(Data excerpts)
◇ ◇ ◇ ◇ ◇ ◇ ◇

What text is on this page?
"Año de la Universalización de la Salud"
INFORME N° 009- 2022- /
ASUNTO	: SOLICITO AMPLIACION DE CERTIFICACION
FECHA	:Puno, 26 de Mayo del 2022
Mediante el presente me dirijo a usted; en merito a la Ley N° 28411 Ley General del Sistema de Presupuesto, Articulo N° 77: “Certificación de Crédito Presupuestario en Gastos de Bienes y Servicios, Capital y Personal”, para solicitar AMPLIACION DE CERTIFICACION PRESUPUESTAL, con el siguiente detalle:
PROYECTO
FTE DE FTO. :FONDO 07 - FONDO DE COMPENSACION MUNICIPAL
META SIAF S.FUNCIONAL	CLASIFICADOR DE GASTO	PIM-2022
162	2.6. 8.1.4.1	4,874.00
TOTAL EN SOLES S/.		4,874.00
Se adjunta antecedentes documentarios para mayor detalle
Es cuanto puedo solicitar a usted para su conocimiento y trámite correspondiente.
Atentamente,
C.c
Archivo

◇ ◇ ◇ ◇ ◇ ◇ ◇

Challenge: Quote the data in full, keeping each word unchanged.

Task solution:
What text is on this page?
"Año de la Universalización de la Salud"
INFORME N° 009- 2022- /
ASUNTO	: SOLICITO AMPLIACION DE CERTIFICACION
FECHA	:Puno, 26 de Mayo del 2022
Mediante el presente me dirijo a usted; en merito a la Ley N° 28411 Ley General del Sistema de Presupuesto, Articulo N° 77: “Certificación de Crédito Presupuestario en Gastos de Bienes y Servicios, Capital y Personal”, para solicitar AMPLIACION DE CERTIFICACION PRESUPUESTAL, con el siguiente detalle:
PROYECTO
FTE DE FTO. :FONDO 07 - FONDO DE COMPENSACION MUNICIPAL
META SIAF S.FUNCIONAL	CLASIFICADOR DE GASTO	PIM-2022
162	2.6. 8.1.4.1	4,874.00
TOTAL EN SOLES S/.		4,874.00
Se adjunta antecedentes documentarios para mayor detalle
Es cuanto puedo solicitar a usted para su conocimiento y trámite correspondiente.
Atentamente,
C.c
Archivo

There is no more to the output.